Ritoku HORIUCHI^1,2), Shunsuke USAMI¹⁾, Hiroaki OHTANI^1,2) and Toseo MORITAKA³⁾

1)

National Institute for Fusion Science, Toki 509-5292, Japan

2)

The Graduate University for Advanced Studies, Toki 509-5292, Japan

3)

Kobe University, Nada, Kobe 657-8501, Japan

(Received 7 December 2009 / Accepted 12 March 2010 / Published 10 December 2010)

Abstract

Multi-hierarchy physics in magnetic reconnection is investigated using two kinds of numerical simulation models: the electromagnetic particle simulation model for an open system (PASMO) and the magnetohydrodynamic and particle-in-cell (MHD-PIC) interlocked model for the multi-hierarchy simulation of magnetic reconnection. A series of simulation studies using the PASMO code have disclosed that ion and electron dissipation regions form inside a kinetic regime in which ion and electron meandering orbit effects are crucial in triggering collisionless reconnection (CR). Anomalous resistivity leading to CR is also generated through the excitation of ion-ion kink instability in an ion-scale current sheet. We confirmed that the MHD-PIC interlocked model, based on the domain decomposition and multi-time-step methods, can describe collisionless driven reconnection in an open system as a multi-hierarchy phenomenon with high accuracy.

STORED RECORDS:
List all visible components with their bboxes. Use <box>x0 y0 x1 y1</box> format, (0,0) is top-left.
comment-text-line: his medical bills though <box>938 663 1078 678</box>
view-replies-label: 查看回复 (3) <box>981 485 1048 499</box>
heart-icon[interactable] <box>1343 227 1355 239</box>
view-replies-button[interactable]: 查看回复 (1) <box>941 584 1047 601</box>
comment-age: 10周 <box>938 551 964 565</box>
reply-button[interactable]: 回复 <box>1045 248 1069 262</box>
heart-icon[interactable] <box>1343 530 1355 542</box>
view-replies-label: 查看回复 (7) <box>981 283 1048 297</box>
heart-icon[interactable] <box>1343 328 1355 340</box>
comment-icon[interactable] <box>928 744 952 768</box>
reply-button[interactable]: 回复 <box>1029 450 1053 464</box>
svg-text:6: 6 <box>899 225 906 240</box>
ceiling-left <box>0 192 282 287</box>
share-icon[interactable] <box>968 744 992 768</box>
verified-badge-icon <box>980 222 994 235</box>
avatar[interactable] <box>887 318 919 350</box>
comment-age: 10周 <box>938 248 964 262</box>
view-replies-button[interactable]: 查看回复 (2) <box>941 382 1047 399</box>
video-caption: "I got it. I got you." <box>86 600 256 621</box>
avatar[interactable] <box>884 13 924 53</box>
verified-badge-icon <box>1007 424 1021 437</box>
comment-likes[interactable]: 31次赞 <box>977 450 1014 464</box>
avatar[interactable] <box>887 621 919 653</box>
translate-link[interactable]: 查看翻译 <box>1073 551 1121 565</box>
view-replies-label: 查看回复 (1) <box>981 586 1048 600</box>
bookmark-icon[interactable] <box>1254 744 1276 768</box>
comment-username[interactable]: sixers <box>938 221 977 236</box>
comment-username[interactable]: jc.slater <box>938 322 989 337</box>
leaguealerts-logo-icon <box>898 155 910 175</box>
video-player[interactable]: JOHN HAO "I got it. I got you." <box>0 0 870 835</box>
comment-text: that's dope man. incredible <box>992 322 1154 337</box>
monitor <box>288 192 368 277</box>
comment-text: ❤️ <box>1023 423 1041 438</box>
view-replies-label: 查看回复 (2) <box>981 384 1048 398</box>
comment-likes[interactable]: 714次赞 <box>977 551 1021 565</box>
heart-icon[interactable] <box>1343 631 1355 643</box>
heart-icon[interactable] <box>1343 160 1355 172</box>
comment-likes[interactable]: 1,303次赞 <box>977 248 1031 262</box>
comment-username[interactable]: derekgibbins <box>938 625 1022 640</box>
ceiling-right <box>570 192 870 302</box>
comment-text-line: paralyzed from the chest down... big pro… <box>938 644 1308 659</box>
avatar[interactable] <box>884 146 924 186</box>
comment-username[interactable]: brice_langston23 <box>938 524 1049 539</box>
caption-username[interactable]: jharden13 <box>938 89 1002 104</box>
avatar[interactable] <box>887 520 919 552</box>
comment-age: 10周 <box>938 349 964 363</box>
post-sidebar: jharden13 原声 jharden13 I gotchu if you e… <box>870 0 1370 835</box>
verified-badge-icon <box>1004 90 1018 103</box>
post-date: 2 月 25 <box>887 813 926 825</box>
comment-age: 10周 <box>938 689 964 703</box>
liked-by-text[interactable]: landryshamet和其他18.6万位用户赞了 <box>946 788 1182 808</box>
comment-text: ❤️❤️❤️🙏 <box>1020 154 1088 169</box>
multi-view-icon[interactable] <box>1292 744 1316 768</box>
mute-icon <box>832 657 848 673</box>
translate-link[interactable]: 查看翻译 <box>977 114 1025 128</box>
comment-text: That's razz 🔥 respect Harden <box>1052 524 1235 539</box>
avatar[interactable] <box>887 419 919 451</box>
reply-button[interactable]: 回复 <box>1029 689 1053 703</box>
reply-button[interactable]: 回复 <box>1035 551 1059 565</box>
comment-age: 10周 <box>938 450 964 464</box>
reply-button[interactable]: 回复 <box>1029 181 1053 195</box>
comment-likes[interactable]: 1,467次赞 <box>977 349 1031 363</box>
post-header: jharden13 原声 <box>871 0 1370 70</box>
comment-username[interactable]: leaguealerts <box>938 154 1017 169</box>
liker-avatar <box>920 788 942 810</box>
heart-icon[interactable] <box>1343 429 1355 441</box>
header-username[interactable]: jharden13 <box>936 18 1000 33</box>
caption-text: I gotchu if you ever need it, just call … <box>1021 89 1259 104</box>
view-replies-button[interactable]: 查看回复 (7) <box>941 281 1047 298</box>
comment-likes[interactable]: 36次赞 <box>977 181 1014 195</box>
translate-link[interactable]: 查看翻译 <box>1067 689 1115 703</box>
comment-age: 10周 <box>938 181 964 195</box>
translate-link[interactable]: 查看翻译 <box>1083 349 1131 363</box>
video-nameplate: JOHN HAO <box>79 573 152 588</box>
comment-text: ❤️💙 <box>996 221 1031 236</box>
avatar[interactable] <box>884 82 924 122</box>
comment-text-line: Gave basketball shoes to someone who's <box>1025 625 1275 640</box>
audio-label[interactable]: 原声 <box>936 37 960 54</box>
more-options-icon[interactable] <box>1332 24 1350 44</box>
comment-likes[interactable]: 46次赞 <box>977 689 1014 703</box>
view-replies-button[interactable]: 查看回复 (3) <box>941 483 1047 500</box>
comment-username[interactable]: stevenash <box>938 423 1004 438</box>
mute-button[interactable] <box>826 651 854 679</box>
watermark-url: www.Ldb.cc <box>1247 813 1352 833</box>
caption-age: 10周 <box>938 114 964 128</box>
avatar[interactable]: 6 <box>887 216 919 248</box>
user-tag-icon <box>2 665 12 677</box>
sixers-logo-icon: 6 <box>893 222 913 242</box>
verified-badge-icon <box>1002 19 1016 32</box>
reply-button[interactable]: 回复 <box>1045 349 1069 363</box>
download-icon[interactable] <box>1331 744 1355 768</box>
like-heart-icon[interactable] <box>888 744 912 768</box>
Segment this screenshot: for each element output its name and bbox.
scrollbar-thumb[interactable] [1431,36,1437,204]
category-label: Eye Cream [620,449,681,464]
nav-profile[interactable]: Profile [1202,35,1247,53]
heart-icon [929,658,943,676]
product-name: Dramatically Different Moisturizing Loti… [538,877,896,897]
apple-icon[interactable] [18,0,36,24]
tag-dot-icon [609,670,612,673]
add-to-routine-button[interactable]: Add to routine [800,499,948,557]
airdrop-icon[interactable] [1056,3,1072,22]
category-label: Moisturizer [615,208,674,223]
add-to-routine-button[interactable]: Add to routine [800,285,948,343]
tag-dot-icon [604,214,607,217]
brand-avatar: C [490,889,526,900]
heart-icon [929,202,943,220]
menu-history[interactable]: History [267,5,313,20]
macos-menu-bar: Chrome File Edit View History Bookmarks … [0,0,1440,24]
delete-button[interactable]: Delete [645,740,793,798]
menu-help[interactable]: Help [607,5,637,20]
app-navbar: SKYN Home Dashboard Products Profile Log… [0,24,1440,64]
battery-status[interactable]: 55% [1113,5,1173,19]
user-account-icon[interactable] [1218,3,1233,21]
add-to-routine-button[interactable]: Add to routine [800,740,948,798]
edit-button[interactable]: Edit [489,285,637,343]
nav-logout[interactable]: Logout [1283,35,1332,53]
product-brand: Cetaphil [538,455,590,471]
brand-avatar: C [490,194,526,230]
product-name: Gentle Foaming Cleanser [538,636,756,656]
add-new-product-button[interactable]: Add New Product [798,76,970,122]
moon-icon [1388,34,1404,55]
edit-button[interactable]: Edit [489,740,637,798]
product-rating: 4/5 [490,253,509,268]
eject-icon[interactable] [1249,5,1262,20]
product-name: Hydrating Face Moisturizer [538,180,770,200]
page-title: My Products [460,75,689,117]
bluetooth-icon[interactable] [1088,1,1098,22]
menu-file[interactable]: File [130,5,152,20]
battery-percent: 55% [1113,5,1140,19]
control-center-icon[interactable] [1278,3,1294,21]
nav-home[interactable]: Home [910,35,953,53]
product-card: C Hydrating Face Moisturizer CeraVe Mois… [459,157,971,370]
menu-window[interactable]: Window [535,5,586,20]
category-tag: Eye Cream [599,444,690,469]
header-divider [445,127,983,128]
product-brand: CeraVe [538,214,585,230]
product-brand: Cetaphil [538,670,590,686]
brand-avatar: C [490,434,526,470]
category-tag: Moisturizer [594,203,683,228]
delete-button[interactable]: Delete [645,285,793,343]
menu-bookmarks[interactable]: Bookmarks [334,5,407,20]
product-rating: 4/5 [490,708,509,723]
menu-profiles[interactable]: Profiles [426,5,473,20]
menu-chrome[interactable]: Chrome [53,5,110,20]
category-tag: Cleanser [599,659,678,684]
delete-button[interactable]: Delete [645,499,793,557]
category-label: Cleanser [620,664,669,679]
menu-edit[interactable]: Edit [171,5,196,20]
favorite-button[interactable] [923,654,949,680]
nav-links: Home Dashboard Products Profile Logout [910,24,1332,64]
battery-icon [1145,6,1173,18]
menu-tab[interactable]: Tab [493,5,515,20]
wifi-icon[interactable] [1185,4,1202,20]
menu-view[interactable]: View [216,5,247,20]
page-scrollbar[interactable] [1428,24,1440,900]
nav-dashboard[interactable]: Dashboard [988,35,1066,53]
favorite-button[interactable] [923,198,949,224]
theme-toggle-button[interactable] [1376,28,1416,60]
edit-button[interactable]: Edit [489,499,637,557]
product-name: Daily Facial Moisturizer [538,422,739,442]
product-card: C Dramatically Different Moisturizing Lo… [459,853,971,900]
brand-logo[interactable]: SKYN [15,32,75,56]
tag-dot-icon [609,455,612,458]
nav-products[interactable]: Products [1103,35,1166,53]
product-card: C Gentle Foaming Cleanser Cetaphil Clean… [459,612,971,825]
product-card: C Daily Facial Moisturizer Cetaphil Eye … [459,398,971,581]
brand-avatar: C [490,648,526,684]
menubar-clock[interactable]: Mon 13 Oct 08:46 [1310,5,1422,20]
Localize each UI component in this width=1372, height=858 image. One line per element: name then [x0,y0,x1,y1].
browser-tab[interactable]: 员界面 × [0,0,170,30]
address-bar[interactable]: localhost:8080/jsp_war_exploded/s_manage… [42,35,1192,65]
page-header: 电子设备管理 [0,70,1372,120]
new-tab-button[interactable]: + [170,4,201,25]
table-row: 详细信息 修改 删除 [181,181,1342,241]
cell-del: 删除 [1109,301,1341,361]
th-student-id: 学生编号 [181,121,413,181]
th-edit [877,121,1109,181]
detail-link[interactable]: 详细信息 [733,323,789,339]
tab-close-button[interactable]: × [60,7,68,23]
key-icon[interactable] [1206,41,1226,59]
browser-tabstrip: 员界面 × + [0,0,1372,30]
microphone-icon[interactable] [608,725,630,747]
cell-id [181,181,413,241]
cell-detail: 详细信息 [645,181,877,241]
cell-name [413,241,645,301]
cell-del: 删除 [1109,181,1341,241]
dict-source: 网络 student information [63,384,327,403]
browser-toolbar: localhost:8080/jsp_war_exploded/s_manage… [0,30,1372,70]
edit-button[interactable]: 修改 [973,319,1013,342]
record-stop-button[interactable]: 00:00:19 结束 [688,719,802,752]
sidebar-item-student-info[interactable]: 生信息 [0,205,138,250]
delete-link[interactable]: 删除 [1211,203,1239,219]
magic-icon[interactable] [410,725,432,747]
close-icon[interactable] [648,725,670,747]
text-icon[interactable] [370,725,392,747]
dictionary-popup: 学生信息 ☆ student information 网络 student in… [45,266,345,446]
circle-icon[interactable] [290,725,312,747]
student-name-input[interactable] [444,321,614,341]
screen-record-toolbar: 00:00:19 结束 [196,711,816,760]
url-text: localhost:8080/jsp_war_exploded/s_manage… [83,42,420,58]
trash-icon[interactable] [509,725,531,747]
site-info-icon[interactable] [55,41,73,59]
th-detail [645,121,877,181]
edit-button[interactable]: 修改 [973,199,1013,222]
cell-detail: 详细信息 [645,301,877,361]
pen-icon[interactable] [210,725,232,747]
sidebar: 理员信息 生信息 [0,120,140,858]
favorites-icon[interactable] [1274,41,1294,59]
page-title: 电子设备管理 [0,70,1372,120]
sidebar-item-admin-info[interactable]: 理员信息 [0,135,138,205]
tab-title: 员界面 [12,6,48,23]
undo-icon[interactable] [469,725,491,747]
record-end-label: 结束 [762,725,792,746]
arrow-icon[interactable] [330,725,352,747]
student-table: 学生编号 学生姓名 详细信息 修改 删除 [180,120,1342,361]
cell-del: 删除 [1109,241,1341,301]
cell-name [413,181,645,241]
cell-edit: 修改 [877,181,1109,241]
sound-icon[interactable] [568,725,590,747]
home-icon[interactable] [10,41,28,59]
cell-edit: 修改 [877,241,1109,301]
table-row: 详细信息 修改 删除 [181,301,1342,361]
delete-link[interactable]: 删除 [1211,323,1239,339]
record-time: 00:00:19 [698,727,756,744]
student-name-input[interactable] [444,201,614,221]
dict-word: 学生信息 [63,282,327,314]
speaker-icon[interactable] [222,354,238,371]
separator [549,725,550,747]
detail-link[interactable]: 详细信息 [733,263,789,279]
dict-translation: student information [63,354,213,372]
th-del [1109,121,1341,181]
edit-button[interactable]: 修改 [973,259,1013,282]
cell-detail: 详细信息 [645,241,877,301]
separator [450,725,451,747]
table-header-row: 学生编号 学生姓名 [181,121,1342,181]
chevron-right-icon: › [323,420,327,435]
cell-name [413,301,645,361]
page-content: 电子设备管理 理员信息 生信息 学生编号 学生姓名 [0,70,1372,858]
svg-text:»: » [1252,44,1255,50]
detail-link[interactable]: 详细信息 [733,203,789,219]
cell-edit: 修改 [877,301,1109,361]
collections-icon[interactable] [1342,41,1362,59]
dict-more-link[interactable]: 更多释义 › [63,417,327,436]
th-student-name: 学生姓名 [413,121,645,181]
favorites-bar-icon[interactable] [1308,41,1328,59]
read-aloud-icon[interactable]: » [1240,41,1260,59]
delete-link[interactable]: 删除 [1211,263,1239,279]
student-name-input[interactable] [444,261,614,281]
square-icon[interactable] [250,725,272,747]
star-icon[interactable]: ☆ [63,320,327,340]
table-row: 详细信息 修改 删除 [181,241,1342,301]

WRITTEN TASKS:
1. According to the magnetic reconnection abstract, how is the anomalous resistivity that leads to collisionless reconnection generated? Answer in one to three sentences.
2. Answer these questions from the magnetic reconnection abstract.
(a) On what date was the work published?
(b) What does the PASMO code simulate, by its full description?
(c) On which two methods is the MHD-PIC interlocked model based?
Nothing in the listing is needed for the work that follows.

TASK-BY-TASK OUTPUTS:
1. It is generated through the excitation of the ion-ion kink instability in an ion-scale current sheet.

2.
(a) It was published on 10 December 2010.
(b) PASMO is the electromagnetic particle simulation model for an open system.
(c) It is based on the domain decomposition and multi-time-step methods.